Problem to solve:
Reproduce the listing below in its entirety. Change nothing.

┌─ Records for processing

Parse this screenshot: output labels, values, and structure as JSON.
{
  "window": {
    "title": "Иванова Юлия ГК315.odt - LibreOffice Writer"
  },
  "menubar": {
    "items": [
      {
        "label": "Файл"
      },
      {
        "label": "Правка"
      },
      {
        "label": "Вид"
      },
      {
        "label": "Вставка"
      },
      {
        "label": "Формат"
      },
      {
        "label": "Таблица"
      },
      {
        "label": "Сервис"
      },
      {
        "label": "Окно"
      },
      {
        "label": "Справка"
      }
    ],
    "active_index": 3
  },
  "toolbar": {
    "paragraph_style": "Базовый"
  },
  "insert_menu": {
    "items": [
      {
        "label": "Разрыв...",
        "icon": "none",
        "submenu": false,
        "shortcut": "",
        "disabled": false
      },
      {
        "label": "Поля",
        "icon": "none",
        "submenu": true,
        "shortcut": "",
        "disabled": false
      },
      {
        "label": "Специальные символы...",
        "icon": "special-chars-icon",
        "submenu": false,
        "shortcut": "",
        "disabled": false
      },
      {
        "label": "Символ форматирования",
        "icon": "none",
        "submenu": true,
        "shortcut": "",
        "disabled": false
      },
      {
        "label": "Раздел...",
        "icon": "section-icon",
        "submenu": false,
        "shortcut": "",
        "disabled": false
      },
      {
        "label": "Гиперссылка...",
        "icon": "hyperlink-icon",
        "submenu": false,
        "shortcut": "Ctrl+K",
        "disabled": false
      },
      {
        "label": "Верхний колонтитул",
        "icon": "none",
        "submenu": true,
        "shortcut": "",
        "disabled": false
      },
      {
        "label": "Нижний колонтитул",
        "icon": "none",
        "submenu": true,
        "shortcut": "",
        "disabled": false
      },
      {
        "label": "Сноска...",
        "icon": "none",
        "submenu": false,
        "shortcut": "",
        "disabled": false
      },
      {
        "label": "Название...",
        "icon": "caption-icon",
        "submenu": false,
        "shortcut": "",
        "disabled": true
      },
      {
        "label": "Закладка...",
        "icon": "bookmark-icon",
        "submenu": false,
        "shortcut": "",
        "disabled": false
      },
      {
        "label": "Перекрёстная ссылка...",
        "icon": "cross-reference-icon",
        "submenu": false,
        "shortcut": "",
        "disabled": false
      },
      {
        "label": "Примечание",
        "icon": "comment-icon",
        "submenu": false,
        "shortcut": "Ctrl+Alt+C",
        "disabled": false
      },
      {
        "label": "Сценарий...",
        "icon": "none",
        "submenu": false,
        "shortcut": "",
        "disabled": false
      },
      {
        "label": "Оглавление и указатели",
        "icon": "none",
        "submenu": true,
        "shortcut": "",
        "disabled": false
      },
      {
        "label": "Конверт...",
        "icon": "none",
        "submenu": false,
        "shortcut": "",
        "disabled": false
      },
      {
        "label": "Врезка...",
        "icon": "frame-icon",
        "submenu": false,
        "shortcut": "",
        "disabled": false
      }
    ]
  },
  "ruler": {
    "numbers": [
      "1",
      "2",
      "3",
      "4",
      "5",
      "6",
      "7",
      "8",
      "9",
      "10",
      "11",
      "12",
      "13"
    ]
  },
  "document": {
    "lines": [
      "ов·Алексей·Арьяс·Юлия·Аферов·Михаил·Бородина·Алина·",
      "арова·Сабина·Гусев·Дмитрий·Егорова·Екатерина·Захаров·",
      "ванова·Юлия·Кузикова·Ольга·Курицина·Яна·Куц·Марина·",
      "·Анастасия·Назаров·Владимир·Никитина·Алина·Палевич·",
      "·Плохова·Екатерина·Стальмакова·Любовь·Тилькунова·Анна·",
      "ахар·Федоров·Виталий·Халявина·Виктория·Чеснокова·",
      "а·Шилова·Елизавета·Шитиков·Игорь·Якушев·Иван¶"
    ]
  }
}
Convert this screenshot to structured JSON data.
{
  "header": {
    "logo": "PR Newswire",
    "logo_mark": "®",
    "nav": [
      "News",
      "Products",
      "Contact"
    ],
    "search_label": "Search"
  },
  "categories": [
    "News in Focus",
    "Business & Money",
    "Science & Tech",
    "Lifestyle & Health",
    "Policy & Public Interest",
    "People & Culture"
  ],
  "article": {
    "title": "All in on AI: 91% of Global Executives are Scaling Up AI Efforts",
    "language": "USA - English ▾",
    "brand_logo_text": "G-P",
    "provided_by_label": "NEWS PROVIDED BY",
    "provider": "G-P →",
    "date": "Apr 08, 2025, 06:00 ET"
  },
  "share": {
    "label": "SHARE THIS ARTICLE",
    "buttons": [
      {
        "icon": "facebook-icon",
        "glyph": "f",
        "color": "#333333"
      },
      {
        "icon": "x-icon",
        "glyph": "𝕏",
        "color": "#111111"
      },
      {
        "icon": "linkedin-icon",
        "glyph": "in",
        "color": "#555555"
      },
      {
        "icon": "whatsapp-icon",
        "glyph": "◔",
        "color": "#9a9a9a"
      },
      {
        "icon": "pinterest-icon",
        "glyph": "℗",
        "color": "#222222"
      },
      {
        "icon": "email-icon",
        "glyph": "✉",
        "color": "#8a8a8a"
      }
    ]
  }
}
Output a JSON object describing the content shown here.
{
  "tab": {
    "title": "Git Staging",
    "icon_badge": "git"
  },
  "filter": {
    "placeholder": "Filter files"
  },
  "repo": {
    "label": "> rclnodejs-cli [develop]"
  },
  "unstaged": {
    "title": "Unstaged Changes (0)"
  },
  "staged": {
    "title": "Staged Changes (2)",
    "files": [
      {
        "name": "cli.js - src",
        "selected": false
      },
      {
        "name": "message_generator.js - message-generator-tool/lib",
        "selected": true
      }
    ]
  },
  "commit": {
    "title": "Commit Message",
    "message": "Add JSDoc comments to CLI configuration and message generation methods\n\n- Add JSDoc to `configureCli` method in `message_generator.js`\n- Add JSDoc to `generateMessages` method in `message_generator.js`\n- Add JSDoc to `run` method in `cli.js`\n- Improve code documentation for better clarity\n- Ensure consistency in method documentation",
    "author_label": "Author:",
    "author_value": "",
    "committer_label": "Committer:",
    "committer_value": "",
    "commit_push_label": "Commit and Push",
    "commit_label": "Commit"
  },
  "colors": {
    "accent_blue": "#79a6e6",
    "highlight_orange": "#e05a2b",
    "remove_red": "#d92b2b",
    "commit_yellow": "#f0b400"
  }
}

└─

In response:
Parse this screenshot: output labels, values, and structure as JSON.
{
  "window": {
    "title": "Иванова Юлия ГК315.odt - LibreOffice Writer"
  },
  "menubar": {
    "items": [
      {
        "label": "Файл"
      },
      {
        "label": "Правка"
      },
      {
        "label": "Вид"
      },
      {
        "label": "Вставка"
      },
      {
        "label": "Формат"
      },
      {
        "label": "Таблица"
      },
      {
        "label": "Сервис"
      },
      {
        "label": "Окно"
      },
      {
        "label": "Справка"
      }
    ],
    "active_index": 3
  },
  "toolbar": {
    "paragraph_style": "Базовый"
  },
  "insert_menu": {
    "items": [
      {
        "label": "Разрыв...",
        "icon": "none",
        "submenu": false,
        "shortcut": "",
        "disabled": false
      },
      {
        "label": "Поля",
        "icon": "none",
        "submenu": true,
        "shortcut": "",
        "disabled": false
      },
      {
        "label": "Специальные символы...",
        "icon": "special-chars-icon",
        "submenu": false,
        "shortcut": "",
        "disabled": false
      },
      {
        "label": "Символ форматирования",
        "icon": "none",
        "submenu": true,
        "shortcut": "",
        "disabled": false
      },
      {
        "label": "Раздел...",
        "icon": "section-icon",
        "submenu": false,
        "shortcut": "",
        "disabled": false
      },
      {
        "label": "Гиперссылка...",
        "icon": "hyperlink-icon",
        "submenu": false,
        "shortcut": "Ctrl+K",
        "disabled": false
      },
      {
        "label": "Верхний колонтитул",
        "icon": "none",
        "submenu": true,
        "shortcut": "",
        "disabled": false
      },
      {
        "label": "Нижний колонтитул",
        "icon": "none",
        "submenu": true,
        "shortcut": "",
        "disabled": false
      },
      {
        "label": "Сноска...",
        "icon": "none",
        "submenu": false,
        "shortcut": "",
        "disabled": false
      },
      {
        "label": "Название...",
        "icon": "caption-icon",
        "submenu": false,
        "shortcut": "",
        "disabled": true
      },
      {
        "label": "Закладка...",
        "icon": "bookmark-icon",
        "submenu": false,
        "shortcut": "",
        "disabled": false
      },
      {
        "label": "Перекрёстная ссылка...",
        "icon": "cross-reference-icon",
        "submenu": false,
        "shortcut": "",
        "disabled": false
      },
      {
        "label": "Примечание",
        "icon": "comment-icon",
        "submenu": false,
        "shortcut": "Ctrl+Alt+C",
        "disabled": false
      },
      {
        "label": "Сценарий...",
        "icon": "none",
        "submenu": false,
        "shortcut": "",
        "disabled": false
      },
      {
        "label": "Оглавление и указатели",
        "icon": "none",
        "submenu": true,
        "shortcut": "",
        "disabled": false
      },
      {
        "label": "Конверт...",
        "icon": "none",
        "submenu": false,
        "shortcut": "",
        "disabled": false
      },
      {
        "label": "Врезка...",
        "icon": "frame-icon",
        "submenu": false,
        "shortcut": "",
        "disabled": false
      }
    ]
  },
  "ruler": {
    "numbers": [
      "1",
      "2",
      "3",
      "4",
      "5",
      "6",
      "7",
      "8",
      "9",
      "10",
      "11",
      "12",
      "13"
    ]
  },
  "document": {
    "lines": [
      "ов·Алексей·Арьяс·Юлия·Аферов·Михаил·Бородина·Алина·",
      "арова·Сабина·Гусев·Дмитрий·Егорова·Екатерина·Захаров·",
      "ванова·Юлия·Кузикова·Ольга·Курицина·Яна·Куц·Марина·",
      "·Анастасия·Назаров·Владимир·Никитина·Алина·Палевич·",
      "·Плохова·Екатерина·Стальмакова·Любовь·Тилькунова·Анна·",
      "ахар·Федоров·Виталий·Халявина·Виктория·Чеснокова·",
      "а·Шилова·Елизавета·Шитиков·Игорь·Якушев·Иван¶"
    ]
  }
}
Convert this screenshot to structured JSON data.
{
  "header": {
    "logo": "PR Newswire",
    "logo_mark": "®",
    "nav": [
      "News",
      "Products",
      "Contact"
    ],
    "search_label": "Search"
  },
  "categories": [
    "News in Focus",
    "Business & Money",
    "Science & Tech",
    "Lifestyle & Health",
    "Policy & Public Interest",
    "People & Culture"
  ],
  "article": {
    "title": "All in on AI: 91% of Global Executives are Scaling Up AI Efforts",
    "language": "USA - English ▾",
    "brand_logo_text": "G-P",
    "provided_by_label": "NEWS PROVIDED BY",
    "provider": "G-P →",
    "date": "Apr 08, 2025, 06:00 ET"
  },
  "share": {
    "label": "SHARE THIS ARTICLE",
    "buttons": [
      {
        "icon": "facebook-icon",
        "glyph": "f",
        "color": "#333333"
      },
      {
        "icon": "x-icon",
        "glyph": "𝕏",
        "color": "#111111"
      },
      {
        "icon": "linkedin-icon",
        "glyph": "in",
        "color": "#555555"
      },
      {
        "icon": "whatsapp-icon",
        "glyph": "◔",
        "color": "#9a9a9a"
      },
      {
        "icon": "pinterest-icon",
        "glyph": "℗",
        "color": "#222222"
      },
      {
        "icon": "email-icon",
        "glyph": "✉",
        "color": "#8a8a8a"
      }
    ]
  }
}
Output a JSON object describing the content shown here.
{
  "tab": {
    "title": "Git Staging",
    "icon_badge": "git"
  },
  "filter": {
    "placeholder": "Filter files"
  },
  "repo": {
    "label": "> rclnodejs-cli [develop]"
  },
  "unstaged": {
    "title": "Unstaged Changes (0)"
  },
  "staged": {
    "title": "Staged Changes (2)",
    "files": [
      {
        "name": "cli.js - src",
        "selected": false
      },
      {
        "name": "message_generator.js - message-generator-tool/lib",
        "selected": true
      }
    ]
  },
  "commit": {
    "title": "Commit Message",
    "message": "Add JSDoc comments to CLI configuration and message generation methods\n\n- Add JSDoc to `configureCli` method in `message_generator.js`\n- Add JSDoc to `generateMessages` method in `message_generator.js`\n- Add JSDoc to `run` method in `cli.js`\n- Improve code documentation for better clarity\n- Ensure consistency in method documentation",
    "author_label": "Author:",
    "author_value": "",
    "committer_label": "Committer:",
    "committer_value": "",
    "commit_push_label": "Commit and Push",
    "commit_label": "Commit"
  },
  "colors": {
    "accent_blue": "#79a6e6",
    "highlight_orange": "#e05a2b",
    "remove_red": "#d92b2b",
    "commit_yellow": "#f0b400"
  }
}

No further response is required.